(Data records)
● ● ●

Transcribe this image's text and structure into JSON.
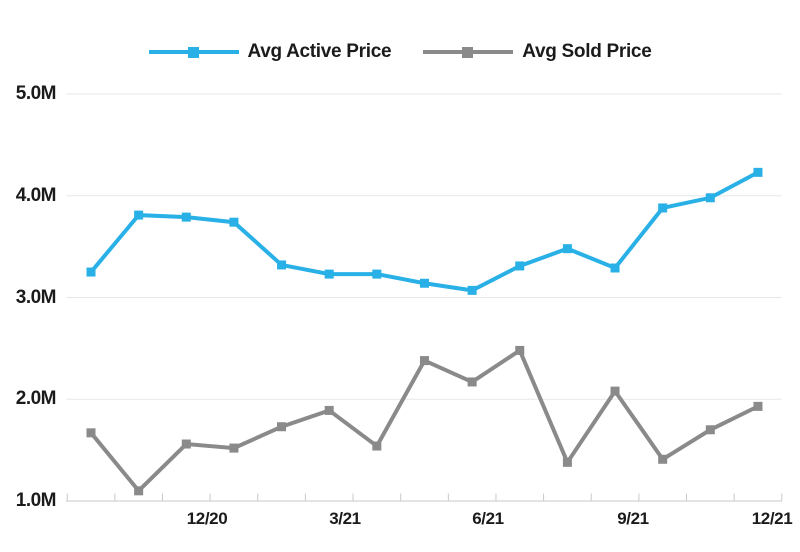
{
  "chart_data": {
    "type": "line",
    "title": "",
    "legend_position": "top",
    "grid": "horizontal",
    "y_axis": {
      "unit": "M",
      "ylim": [
        1.0,
        5.0
      ],
      "tick_labels": [
        "5.0M",
        "4.0M",
        "3.0M",
        "2.0M",
        "1.0M"
      ],
      "tick_values": [
        5.0,
        4.0,
        3.0,
        2.0,
        1.0
      ]
    },
    "x_axis": {
      "visible_tick_labels": [
        "12/20",
        "3/21",
        "6/21",
        "9/21",
        "12/21"
      ],
      "points_per_series": 15,
      "note_points_span": "monthly points, every 3rd month labeled, last label 12/21"
    },
    "series": [
      {
        "name": "Avg Active Price",
        "color": "#29b1e7",
        "marker": "square",
        "values_millions": [
          3.25,
          3.81,
          3.79,
          3.74,
          3.32,
          3.23,
          3.23,
          3.14,
          3.07,
          3.31,
          3.48,
          3.29,
          3.88,
          3.98,
          4.23
        ]
      },
      {
        "name": "Avg Sold Price",
        "color": "#8a8a8a",
        "marker": "square",
        "values_millions": [
          1.67,
          1.1,
          1.56,
          1.52,
          1.73,
          1.89,
          1.54,
          2.38,
          2.17,
          2.48,
          1.38,
          2.08,
          1.41,
          1.7,
          1.93
        ]
      }
    ],
    "colors": {
      "background": "#ffffff",
      "gridline": "#e7e7e7",
      "axis_line": "#c9c9c9",
      "text": "#1b1b1b"
    }
  },
  "legend": {
    "items": [
      {
        "label": "Avg Active Price",
        "color": "#29b1e7"
      },
      {
        "label": "Avg Sold Price",
        "color": "#8a8a8a"
      }
    ]
  }
}
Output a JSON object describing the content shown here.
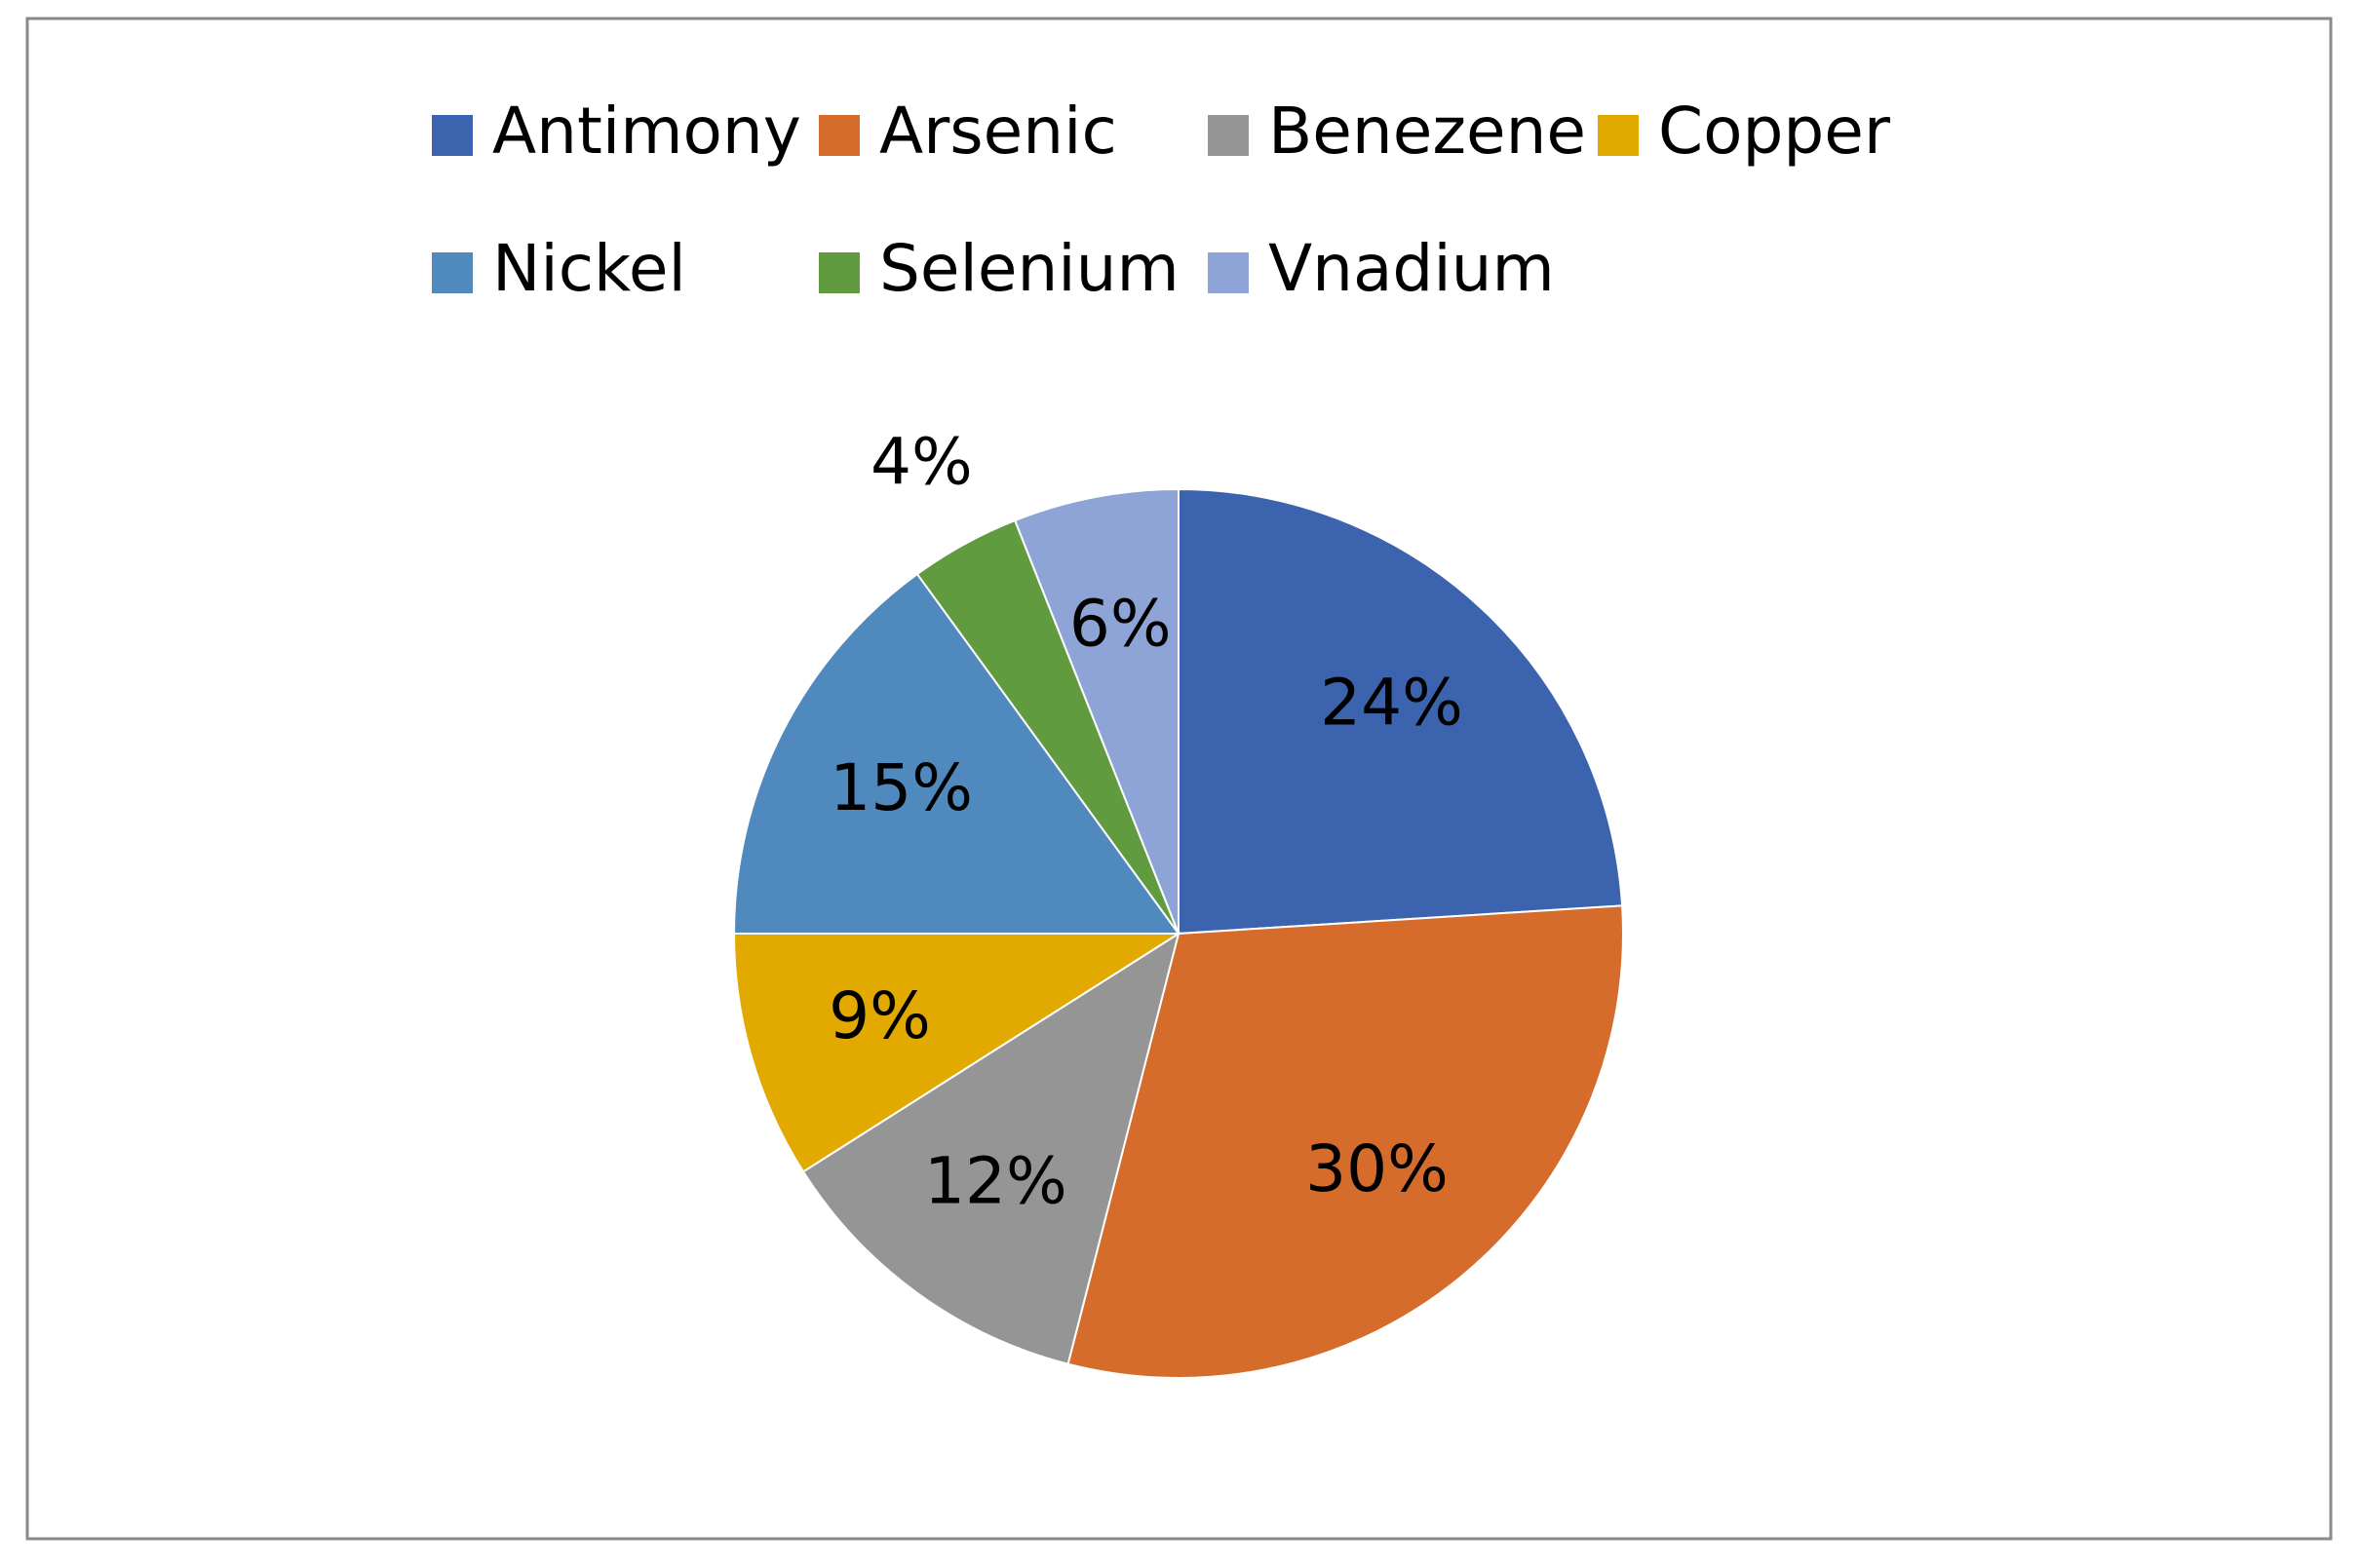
{
  "chart_data": {
    "type": "pie",
    "categories": [
      "Antimony",
      "Arsenic",
      "Benezene",
      "Copper",
      "Nickel",
      "Selenium",
      "Vnadium"
    ],
    "values": [
      24,
      30,
      12,
      9,
      15,
      4,
      6
    ],
    "value_labels": [
      "24%",
      "30%",
      "12%",
      "9%",
      "15%",
      "4%",
      "6%"
    ],
    "colors": [
      "#3c64ae",
      "#d56c2c",
      "#959595",
      "#e2aa00",
      "#4f89bd",
      "#619b3f",
      "#8fa4d6"
    ],
    "legend": "top"
  }
}
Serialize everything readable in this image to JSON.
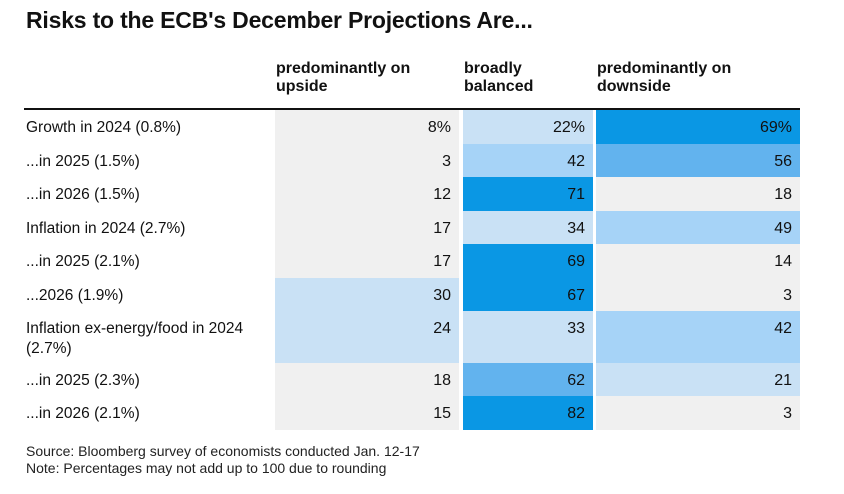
{
  "chart_data": {
    "type": "table",
    "title": "Risks to the ECB's December Projections Are...",
    "columns": [
      "predominantly on upside",
      "broadly balanced",
      "predominantly on downside"
    ],
    "rows": [
      {
        "label": "Growth in 2024 (0.8%)",
        "values": [
          "8%",
          "22%",
          "69%"
        ],
        "levels": [
          1,
          2,
          5
        ]
      },
      {
        "label": "...in 2025 (1.5%)",
        "values": [
          "3",
          "42",
          "56"
        ],
        "levels": [
          1,
          3,
          4
        ]
      },
      {
        "label": "...in 2026 (1.5%)",
        "values": [
          "12",
          "71",
          "18"
        ],
        "levels": [
          1,
          5,
          1
        ]
      },
      {
        "label": "Inflation in 2024 (2.7%)",
        "values": [
          "17",
          "34",
          "49"
        ],
        "levels": [
          1,
          2,
          3
        ]
      },
      {
        "label": "...in 2025 (2.1%)",
        "values": [
          "17",
          "69",
          "14"
        ],
        "levels": [
          1,
          5,
          1
        ]
      },
      {
        "label": "...2026 (1.9%)",
        "values": [
          "30",
          "67",
          "3"
        ],
        "levels": [
          2,
          5,
          1
        ]
      },
      {
        "label": "Inflation ex-energy/food in 2024 (2.7%)",
        "values": [
          "24",
          "33",
          "42"
        ],
        "levels": [
          2,
          2,
          3
        ]
      },
      {
        "label": "...in 2025 (2.3%)",
        "values": [
          "18",
          "62",
          "21"
        ],
        "levels": [
          1,
          4,
          2
        ]
      },
      {
        "label": "...in 2026 (2.1%)",
        "values": [
          "15",
          "82",
          "3"
        ],
        "levels": [
          1,
          5,
          1
        ]
      }
    ],
    "colors": {
      "1": "#f0f0f0",
      "2": "#c9e1f5",
      "3": "#a6d3f7",
      "4": "#62b3ee",
      "5": "#0a97e4"
    }
  },
  "notes": {
    "source": "Source: Bloomberg survey of economists conducted Jan. 12-17",
    "note": "Note: Percentages may not add up to 100 due to rounding"
  }
}
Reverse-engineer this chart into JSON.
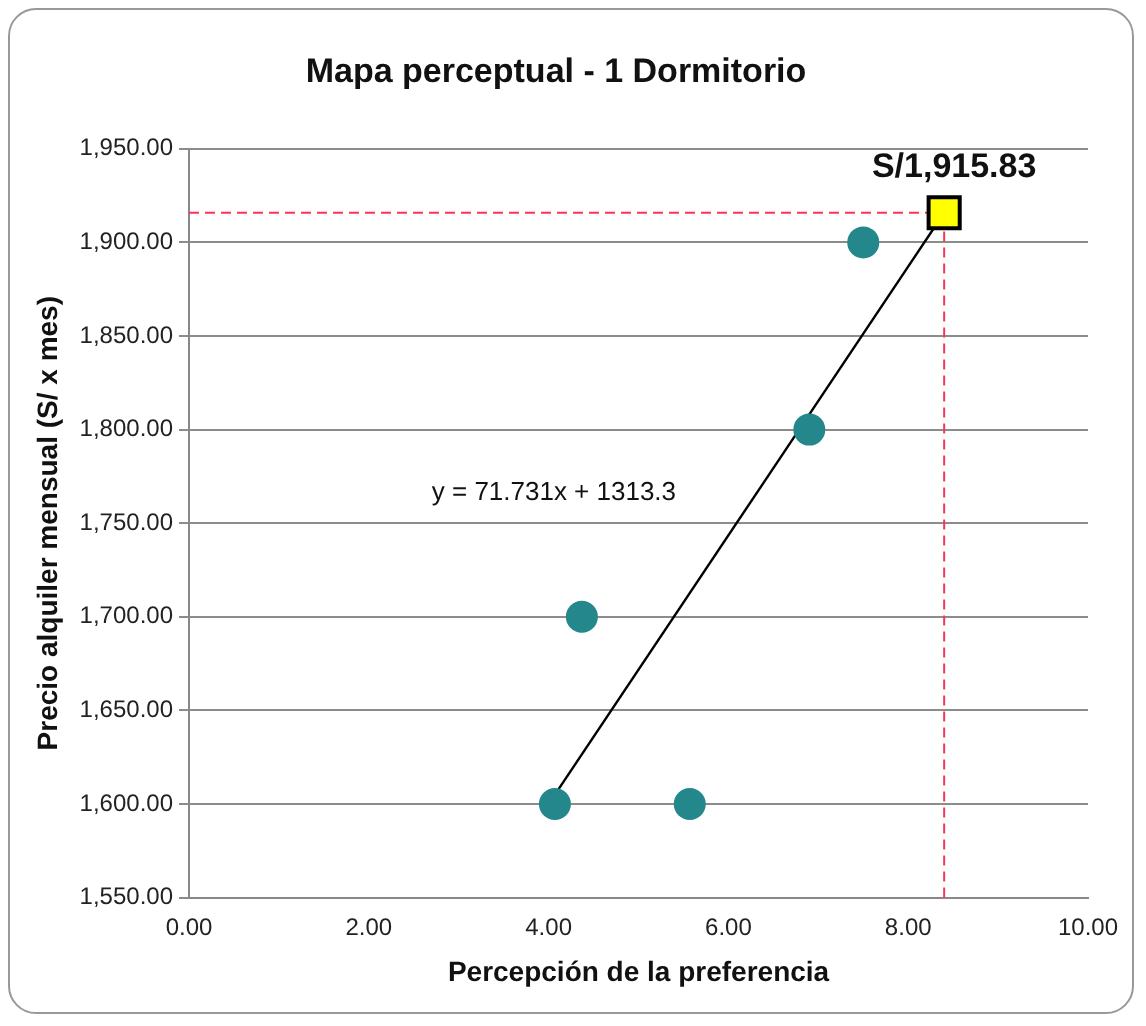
{
  "chart_data": {
    "type": "scatter",
    "title": "Mapa perceptual - 1 Dormitorio",
    "xlabel": "Percepción de la preferencia",
    "ylabel": "Precio alquiler mensual (S/ x mes)",
    "series": [
      {
        "color": "#23878c",
        "marker": "circle",
        "x": [
          4.07,
          4.37,
          5.57,
          6.9,
          7.5
        ],
        "values": [
          1600,
          1700,
          1600,
          1800,
          1900
        ]
      },
      {
        "type": "line",
        "color": "#000000",
        "marker": "none",
        "line_style": "solid",
        "x": [
          4.07,
          8.4
        ],
        "values": [
          1605,
          1915.83
        ]
      },
      {
        "color": "#ffff00",
        "marker": "square",
        "x": [
          8.4
        ],
        "values": [
          1915.83
        ]
      }
    ],
    "xlim": [
      0,
      10
    ],
    "ylim": [
      1550,
      1950
    ],
    "xticks": [
      {
        "value": 0,
        "label": "0.00"
      },
      {
        "value": 2,
        "label": "2.00"
      },
      {
        "value": 4,
        "label": "4.00"
      },
      {
        "value": 6,
        "label": "6.00"
      },
      {
        "value": 8,
        "label": "8.00"
      },
      {
        "value": 10,
        "label": "10.00"
      }
    ],
    "yticks": [
      {
        "value": 1550,
        "label": "1,550.00"
      },
      {
        "value": 1600,
        "label": "1,600.00"
      },
      {
        "value": 1650,
        "label": "1,650.00"
      },
      {
        "value": 1700,
        "label": "1,700.00"
      },
      {
        "value": 1750,
        "label": "1,750.00"
      },
      {
        "value": 1800,
        "label": "1,800.00"
      },
      {
        "value": 1850,
        "label": "1,850.00"
      },
      {
        "value": 1900,
        "label": "1,900.00"
      },
      {
        "value": 1950,
        "label": "1,950.00"
      }
    ],
    "ref_lines": [
      {
        "axis": "y",
        "value": 1915.83,
        "color": "#ff3355",
        "line_style": "dashed"
      },
      {
        "axis": "x",
        "value": 8.4,
        "color": "#ff3355",
        "line_style": "dashed"
      }
    ],
    "annotations": [
      "y = 71.731x + 1313.3",
      {
        "text": "S/1,915.83",
        "x": 8.4,
        "y": 1915.83
      }
    ],
    "grid": "y",
    "legend": false
  }
}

● ● ●

**GOAL**: Omit every picture, then reproduce the rest of the listing exactly.

**WRITTEN ANSWER**:
Transcribe this image's text and structure into JSON.
{
  "chart_data": {
    "type": "line",
    "title": "",
    "legend_position": "top",
    "grid": "horizontal",
    "y_axis": {
      "unit": "M",
      "ylim": [
        1.0,
        5.0
      ],
      "tick_labels": [
        "5.0M",
        "4.0M",
        "3.0M",
        "2.0M",
        "1.0M"
      ],
      "tick_values": [
        5.0,
        4.0,
        3.0,
        2.0,
        1.0
      ]
    },
    "x_axis": {
      "visible_tick_labels": [
        "12/20",
        "3/21",
        "6/21",
        "9/21",
        "12/21"
      ],
      "points_per_series": 15,
      "note_points_span": "monthly points, every 3rd month labeled, last label 12/21"
    },
    "series": [
      {
        "name": "Avg Active Price",
        "color": "#29b1e7",
        "marker": "square",
        "values_millions": [
          3.25,
          3.81,
          3.79,
          3.74,
          3.32,
          3.23,
          3.23,
          3.14,
          3.07,
          3.31,
          3.48,
          3.29,
          3.88,
          3.98,
          4.23
        ]
      },
      {
        "name": "Avg Sold Price",
        "color": "#8a8a8a",
        "marker": "square",
        "values_millions": [
          1.67,
          1.1,
          1.56,
          1.52,
          1.73,
          1.89,
          1.54,
          2.38,
          2.17,
          2.48,
          1.38,
          2.08,
          1.41,
          1.7,
          1.93
        ]
      }
    ],
    "colors": {
      "background": "#ffffff",
      "gridline": "#e7e7e7",
      "axis_line": "#c9c9c9",
      "text": "#1b1b1b"
    }
  },
  "legend": {
    "items": [
      {
        "label": "Avg Active Price",
        "color": "#29b1e7"
      },
      {
        "label": "Avg Sold Price",
        "color": "#8a8a8a"
      }
    ]
  }
}
Output a JSON object describing the content shown here.
{
  "chart_data": {
    "type": "pie",
    "categories": [
      "Antimony",
      "Arsenic",
      "Benezene",
      "Copper",
      "Nickel",
      "Selenium",
      "Vnadium"
    ],
    "values": [
      24,
      30,
      12,
      9,
      15,
      4,
      6
    ],
    "value_labels": [
      "24%",
      "30%",
      "12%",
      "9%",
      "15%",
      "4%",
      "6%"
    ],
    "colors": [
      "#3c64ae",
      "#d56c2c",
      "#959595",
      "#e2aa00",
      "#4f89bd",
      "#619b3f",
      "#8fa4d6"
    ],
    "legend": "top"
  }
}
Serialize everything readable in this image to JSON.
{
  "chart_data": {
    "type": "table",
    "title": "Risks to the ECB's December Projections Are...",
    "columns": [
      "predominantly on upside",
      "broadly balanced",
      "predominantly on downside"
    ],
    "rows": [
      {
        "label": "Growth in 2024 (0.8%)",
        "values": [
          "8%",
          "22%",
          "69%"
        ],
        "levels": [
          1,
          2,
          5
        ]
      },
      {
        "label": "...in 2025 (1.5%)",
        "values": [
          "3",
          "42",
          "56"
        ],
        "levels": [
          1,
          3,
          4
        ]
      },
      {
        "label": "...in 2026 (1.5%)",
        "values": [
          "12",
          "71",
          "18"
        ],
        "levels": [
          1,
          5,
          1
        ]
      },
      {
        "label": "Inflation in 2024 (2.7%)",
        "values": [
          "17",
          "34",
          "49"
        ],
        "levels": [
          1,
          2,
          3
        ]
      },
      {
        "label": "...in 2025 (2.1%)",
        "values": [
          "17",
          "69",
          "14"
        ],
        "levels": [
          1,
          5,
          1
        ]
      },
      {
        "label": "...2026 (1.9%)",
        "values": [
          "30",
          "67",
          "3"
        ],
        "levels": [
          2,
          5,
          1
        ]
      },
      {
        "label": "Inflation ex-energy/food in 2024 (2.7%)",
        "values": [
          "24",
          "33",
          "42"
        ],
        "levels": [
          2,
          2,
          3
        ]
      },
      {
        "label": "...in 2025 (2.3%)",
        "values": [
          "18",
          "62",
          "21"
        ],
        "levels": [
          1,
          4,
          2
        ]
      },
      {
        "label": "...in 2026 (2.1%)",
        "values": [
          "15",
          "82",
          "3"
        ],
        "levels": [
          1,
          5,
          1
        ]
      }
    ],
    "colors": {
      "1": "#f0f0f0",
      "2": "#c9e1f5",
      "3": "#a6d3f7",
      "4": "#62b3ee",
      "5": "#0a97e4"
    }
  },
  "notes": {
    "source": "Source: Bloomberg survey of economists conducted Jan. 12-17",
    "note": "Note: Percentages may not add up to 100 due to rounding"
  }
}
Reverse-engineer this chart into JSON.
{
  "chart_data": {
    "type": "scatter",
    "title": "Mapa perceptual - 1 Dormitorio",
    "xlabel": "Percepción de la preferencia",
    "ylabel": "Precio alquiler mensual (S/ x mes)",
    "series": [
      {
        "color": "#23878c",
        "marker": "circle",
        "x": [
          4.07,
          4.37,
          5.57,
          6.9,
          7.5
        ],
        "values": [
          1600,
          1700,
          1600,
          1800,
          1900
        ]
      },
      {
        "type": "line",
        "color": "#000000",
        "marker": "none",
        "line_style": "solid",
        "x": [
          4.07,
          8.4
        ],
        "values": [
          1605,
          1915.83
        ]
      },
      {
        "color": "#ffff00",
        "marker": "square",
        "x": [
          8.4
        ],
        "values": [
          1915.83
        ]
      }
    ],
    "xlim": [
      0,
      10
    ],
    "ylim": [
      1550,
      1950
    ],
    "xticks": [
      {
        "value": 0,
        "label": "0.00"
      },
      {
        "value": 2,
        "label": "2.00"
      },
      {
        "value": 4,
        "label": "4.00"
      },
      {
        "value": 6,
        "label": "6.00"
      },
      {
        "value": 8,
        "label": "8.00"
      },
      {
        "value": 10,
        "label": "10.00"
      }
    ],
    "yticks": [
      {
        "value": 1550,
        "label": "1,550.00"
      },
      {
        "value": 1600,
        "label": "1,600.00"
      },
      {
        "value": 1650,
        "label": "1,650.00"
      },
      {
        "value": 1700,
        "label": "1,700.00"
      },
      {
        "value": 1750,
        "label": "1,750.00"
      },
      {
        "value": 1800,
        "label": "1,800.00"
      },
      {
        "value": 1850,
        "label": "1,850.00"
      },
      {
        "value": 1900,
        "label": "1,900.00"
      },
      {
        "value": 1950,
        "label": "1,950.00"
      }
    ],
    "ref_lines": [
      {
        "axis": "y",
        "value": 1915.83,
        "color": "#ff3355",
        "line_style": "dashed"
      },
      {
        "axis": "x",
        "value": 8.4,
        "color": "#ff3355",
        "line_style": "dashed"
      }
    ],
    "annotations": [
      "y = 71.731x + 1313.3",
      {
        "text": "S/1,915.83",
        "x": 8.4,
        "y": 1915.83
      }
    ],
    "grid": "y",
    "legend": false
  }
}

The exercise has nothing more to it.